#### [EXERCISE TASK]
From the listing below, extract every line containing "гайки".

#### [DATA FOR THIS EXERCISE]
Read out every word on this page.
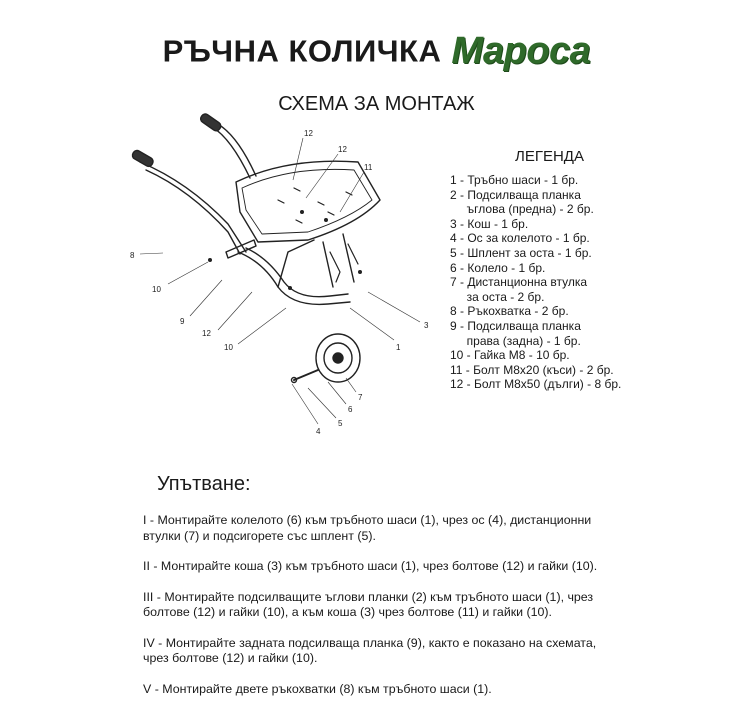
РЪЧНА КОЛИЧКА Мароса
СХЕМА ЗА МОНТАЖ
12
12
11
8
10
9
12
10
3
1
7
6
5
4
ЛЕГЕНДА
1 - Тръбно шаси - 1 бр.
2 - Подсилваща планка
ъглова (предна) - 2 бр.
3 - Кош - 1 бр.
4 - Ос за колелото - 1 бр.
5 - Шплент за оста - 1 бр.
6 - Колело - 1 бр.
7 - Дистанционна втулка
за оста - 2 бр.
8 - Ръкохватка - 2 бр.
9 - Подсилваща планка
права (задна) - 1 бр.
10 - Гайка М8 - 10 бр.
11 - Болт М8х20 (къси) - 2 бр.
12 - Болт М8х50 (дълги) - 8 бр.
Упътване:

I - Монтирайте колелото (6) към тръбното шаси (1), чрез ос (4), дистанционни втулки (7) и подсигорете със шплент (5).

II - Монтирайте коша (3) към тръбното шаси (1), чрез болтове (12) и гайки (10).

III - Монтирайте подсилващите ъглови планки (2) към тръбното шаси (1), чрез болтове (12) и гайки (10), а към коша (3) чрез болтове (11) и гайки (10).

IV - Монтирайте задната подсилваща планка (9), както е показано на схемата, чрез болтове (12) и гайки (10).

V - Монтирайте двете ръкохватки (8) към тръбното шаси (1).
==
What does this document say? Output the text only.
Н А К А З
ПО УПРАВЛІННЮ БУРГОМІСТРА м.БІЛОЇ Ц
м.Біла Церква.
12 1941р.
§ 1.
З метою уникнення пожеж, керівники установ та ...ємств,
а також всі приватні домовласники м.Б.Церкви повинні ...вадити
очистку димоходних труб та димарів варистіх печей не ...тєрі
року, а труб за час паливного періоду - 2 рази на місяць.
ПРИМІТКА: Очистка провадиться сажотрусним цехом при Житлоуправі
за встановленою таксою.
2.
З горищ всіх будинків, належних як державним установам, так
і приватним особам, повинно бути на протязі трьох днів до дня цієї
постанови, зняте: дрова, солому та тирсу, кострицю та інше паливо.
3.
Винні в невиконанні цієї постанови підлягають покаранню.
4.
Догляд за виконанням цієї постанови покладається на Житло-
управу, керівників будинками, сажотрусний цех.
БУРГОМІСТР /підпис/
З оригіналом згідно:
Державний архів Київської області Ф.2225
...
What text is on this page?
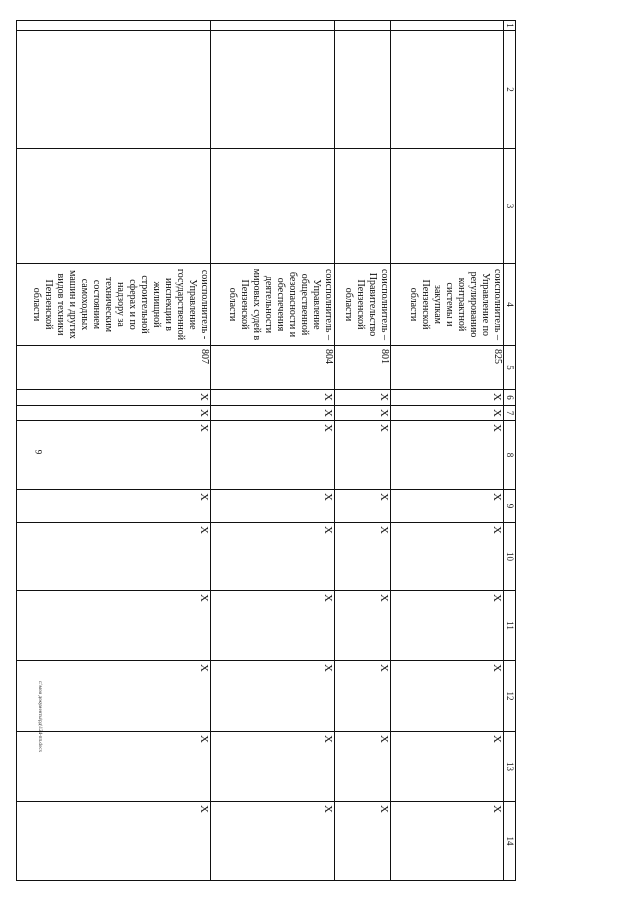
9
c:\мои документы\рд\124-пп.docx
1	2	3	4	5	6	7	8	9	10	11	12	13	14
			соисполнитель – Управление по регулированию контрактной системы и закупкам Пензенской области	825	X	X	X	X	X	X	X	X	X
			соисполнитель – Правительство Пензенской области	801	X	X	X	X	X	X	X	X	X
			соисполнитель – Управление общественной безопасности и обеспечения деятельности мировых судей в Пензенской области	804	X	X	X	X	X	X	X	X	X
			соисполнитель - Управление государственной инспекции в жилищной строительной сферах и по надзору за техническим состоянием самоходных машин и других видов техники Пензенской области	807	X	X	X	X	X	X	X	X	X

#### [EXERCISE OUTPUT]
II - Монтирайте коша (3) към тръбното шаси (1), чрез болтове (12) и гайки (10).
III - Монтирайте подсилващите ъглови планки (2) към тръбното шаси (1), чрез болтове (12) и гайки (10), а към коша (3) чрез болтове (11) и гайки (10).
IV - Монтирайте задната подсилваща планка (9), както е показано на схемата, чрез болтове (12) и гайки (10).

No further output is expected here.